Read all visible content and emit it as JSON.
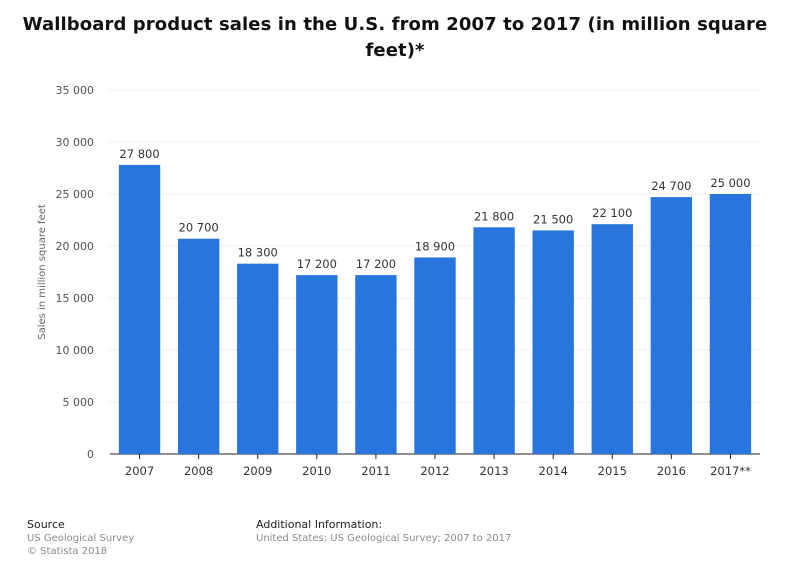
{
  "chart_data": {
    "type": "bar",
    "title": "Wallboard product sales in the U.S. from 2007 to 2017 (in million square feet)*",
    "xlabel": "",
    "ylabel": "Sales in million square feet",
    "categories": [
      "2007",
      "2008",
      "2009",
      "2010",
      "2011",
      "2012",
      "2013",
      "2014",
      "2015",
      "2016",
      "2017**"
    ],
    "values": [
      27800,
      20700,
      18300,
      17200,
      17200,
      18900,
      21800,
      21500,
      22100,
      24700,
      25000
    ],
    "data_labels": [
      "27 800",
      "20 700",
      "18 300",
      "17 200",
      "17 200",
      "18 900",
      "21 800",
      "21 500",
      "22 100",
      "24 700",
      "25 000"
    ],
    "yticks": [
      0,
      5000,
      10000,
      15000,
      20000,
      25000,
      30000,
      35000
    ],
    "ytick_labels": [
      "0",
      "5 000",
      "10 000",
      "15 000",
      "20 000",
      "25 000",
      "30 000",
      "35 000"
    ],
    "ylim": [
      0,
      35000
    ],
    "grid": true,
    "bar_color": "#2876dd"
  },
  "footer": {
    "source_heading": "Source",
    "source_lines": [
      "US Geological Survey",
      "© Statista 2018"
    ],
    "info_heading": "Additional Information:",
    "info_text": "United States; US Geological Survey; 2007 to 2017"
  }
}
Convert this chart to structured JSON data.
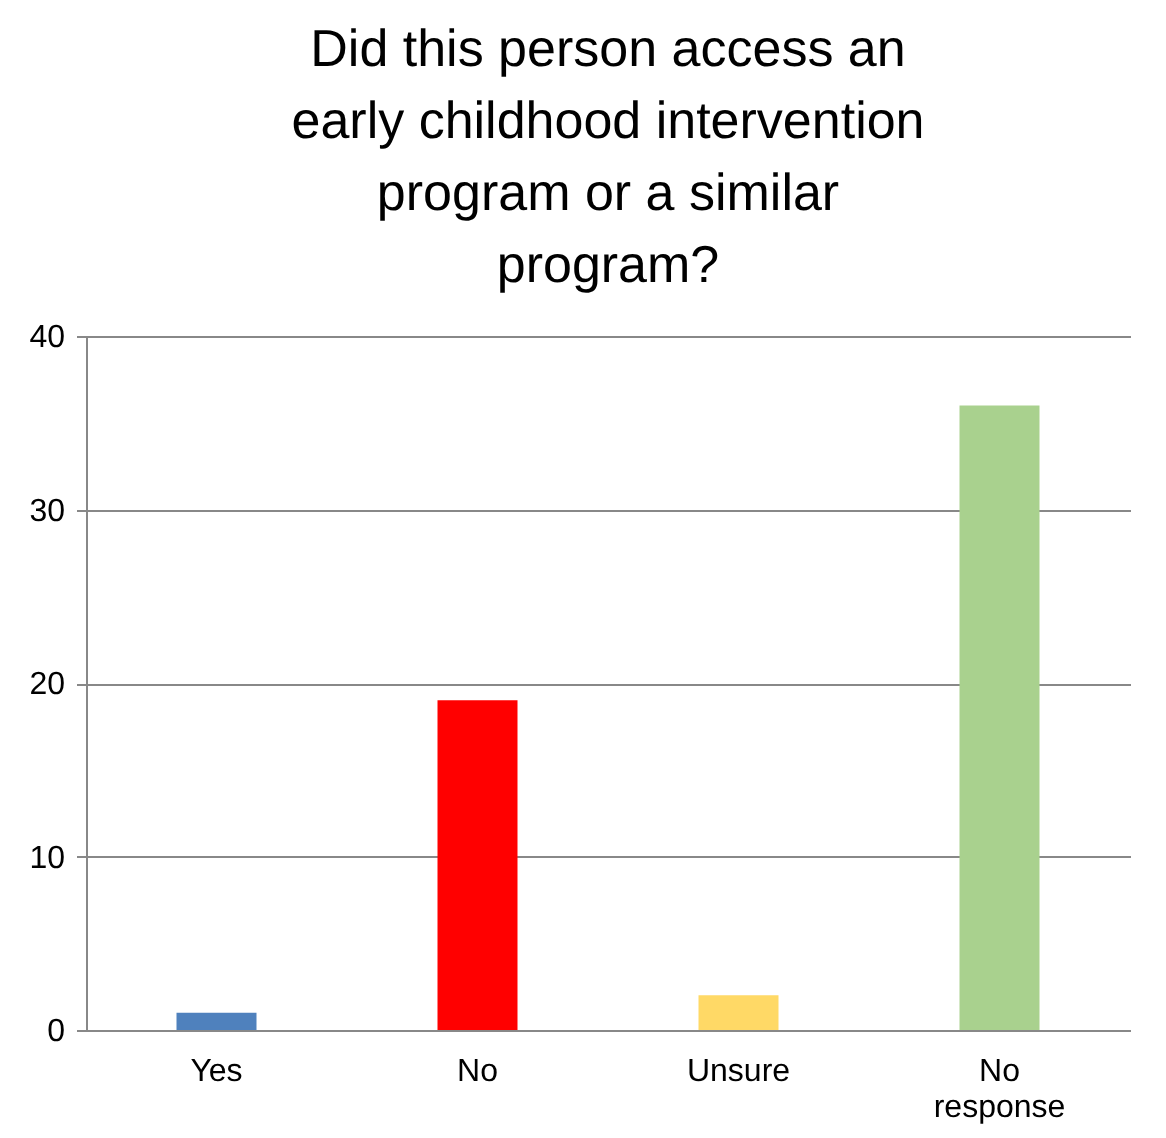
{
  "chart_data": {
    "type": "bar",
    "title": "Did this person access an early childhood intervention program or a similar program?",
    "categories": [
      "Yes",
      "No",
      "Unsure",
      "No response"
    ],
    "values": [
      1,
      19,
      2,
      36
    ],
    "colors": [
      "#4f81bd",
      "#ff0000",
      "#ffd966",
      "#a9d18e"
    ],
    "ylim": [
      0,
      40
    ],
    "yticks": [
      0,
      10,
      20,
      30,
      40
    ],
    "grid": "y"
  }
}
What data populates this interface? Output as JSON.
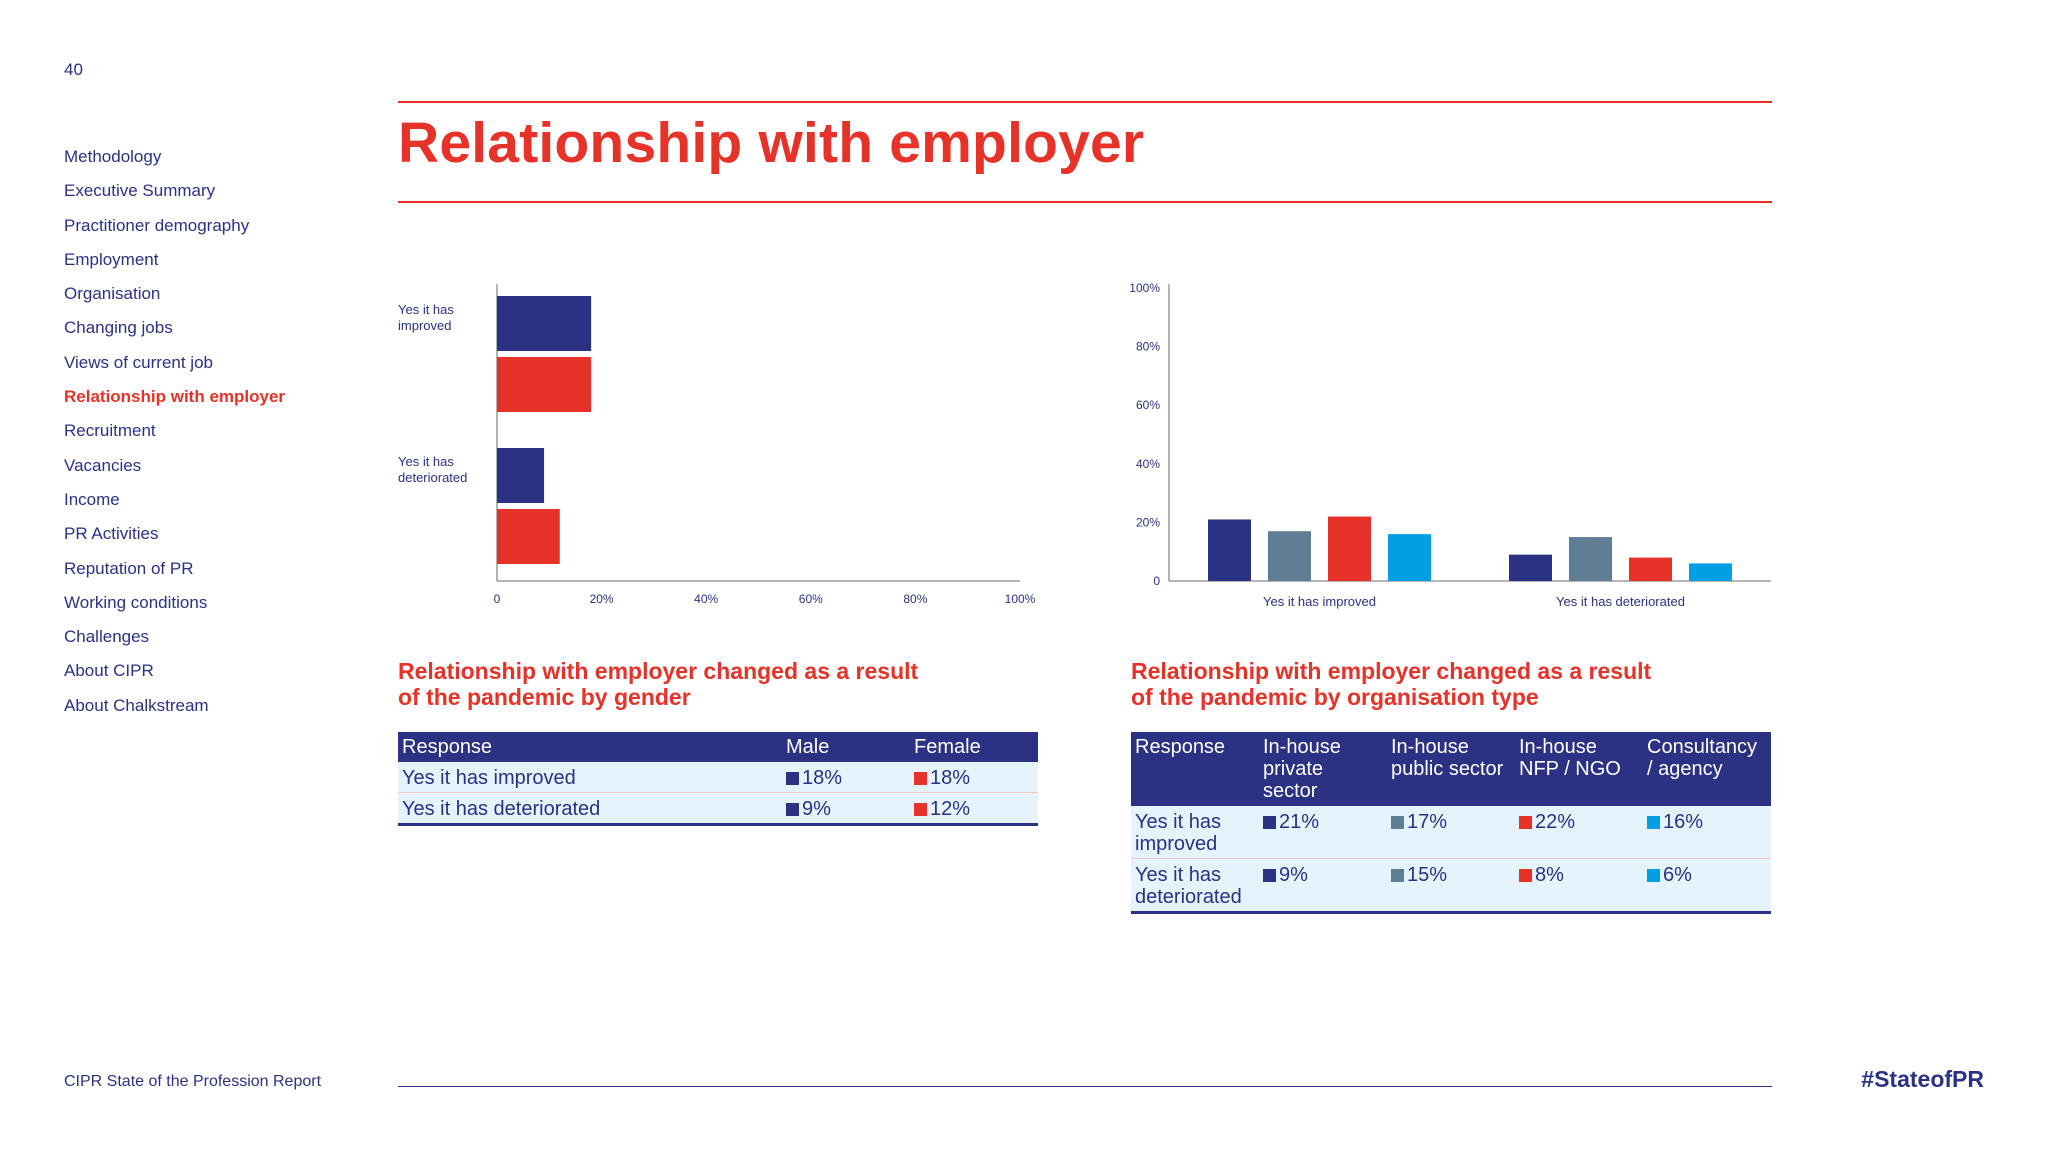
{
  "page_number": "40",
  "title": "Relationship with employer",
  "nav": [
    {
      "label": "Methodology"
    },
    {
      "label": "Executive Summary"
    },
    {
      "label": "Practitioner demography"
    },
    {
      "label": "Employment"
    },
    {
      "label": "Organisation"
    },
    {
      "label": "Changing jobs"
    },
    {
      "label": "Views of current job"
    },
    {
      "label": "Relationship with employer",
      "active": true
    },
    {
      "label": "Recruitment"
    },
    {
      "label": "Vacancies"
    },
    {
      "label": "Income"
    },
    {
      "label": "PR Activities"
    },
    {
      "label": "Reputation of PR"
    },
    {
      "label": "Working conditions"
    },
    {
      "label": "Challenges"
    },
    {
      "label": "About CIPR"
    },
    {
      "label": "About Chalkstream"
    }
  ],
  "colors": {
    "brand_red": "#e63228",
    "brand_navy": "#2b3183",
    "slate": "#5f7d95",
    "sky": "#009fe3",
    "row_bg": "#e5f3fc"
  },
  "chart_data": [
    {
      "type": "bar",
      "orientation": "horizontal",
      "categories": [
        "Yes it has improved",
        "Yes it has deteriorated"
      ],
      "category_labels": [
        [
          "Yes it has",
          "improved"
        ],
        [
          "Yes it has",
          "deteriorated"
        ]
      ],
      "series": [
        {
          "name": "Male",
          "color": "#2b3183",
          "values": [
            18,
            9
          ]
        },
        {
          "name": "Female",
          "color": "#e63228",
          "values": [
            18,
            12
          ]
        }
      ],
      "xlim": [
        0,
        100
      ],
      "xticks": [
        "0",
        "20%",
        "40%",
        "60%",
        "80%",
        "100%"
      ],
      "grid": false,
      "legend": "none"
    },
    {
      "type": "bar",
      "orientation": "vertical",
      "categories": [
        "Yes it has improved",
        "Yes it has deteriorated"
      ],
      "series": [
        {
          "name": "In-house private sector",
          "color": "#2b3183",
          "values": [
            21,
            9
          ]
        },
        {
          "name": "In-house public sector",
          "color": "#5f7d95",
          "values": [
            17,
            15
          ]
        },
        {
          "name": "In-house NFP / NGO",
          "color": "#e63228",
          "values": [
            22,
            8
          ]
        },
        {
          "name": "Consultancy / agency",
          "color": "#009fe3",
          "values": [
            16,
            6
          ]
        }
      ],
      "ylim": [
        0,
        100
      ],
      "yticks": [
        "0",
        "20%",
        "40%",
        "60%",
        "80%",
        "100%"
      ],
      "grid": false,
      "legend": "none"
    }
  ],
  "gender_section": {
    "subtitle_line1": "Relationship with employer changed as a result",
    "subtitle_line2": "of the pandemic by gender",
    "headers": [
      "Response",
      "Male",
      "Female"
    ],
    "rows": [
      {
        "response": "Yes it has improved",
        "male": "18%",
        "female": "18%"
      },
      {
        "response": "Yes it has deteriorated",
        "male": "9%",
        "female": "12%"
      }
    ]
  },
  "org_section": {
    "subtitle_line1": "Relationship with employer changed as a result",
    "subtitle_line2": "of the pandemic by organisation type",
    "headers": [
      [
        "Response"
      ],
      [
        "In-house",
        "private",
        "sector"
      ],
      [
        "In-house",
        "public sector"
      ],
      [
        "In-house",
        "NFP / NGO"
      ],
      [
        "Consultancy",
        "/ agency"
      ]
    ],
    "rows": [
      {
        "response": [
          "Yes it has",
          "improved"
        ],
        "values": [
          "21%",
          "17%",
          "22%",
          "16%"
        ]
      },
      {
        "response": [
          "Yes it has",
          "deteriorated"
        ],
        "values": [
          "9%",
          "15%",
          "8%",
          "6%"
        ]
      }
    ]
  },
  "footer": {
    "left": "CIPR State of the Profession Report",
    "hashtag": "#StateofPR"
  }
}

______________________________

- Task description -
Search the entries for the word "Geological" and copy every line that has it.

- Full output -
      "US Geological Survey",
    "info_text": "United States; US Geological Survey; 2007 to 2017"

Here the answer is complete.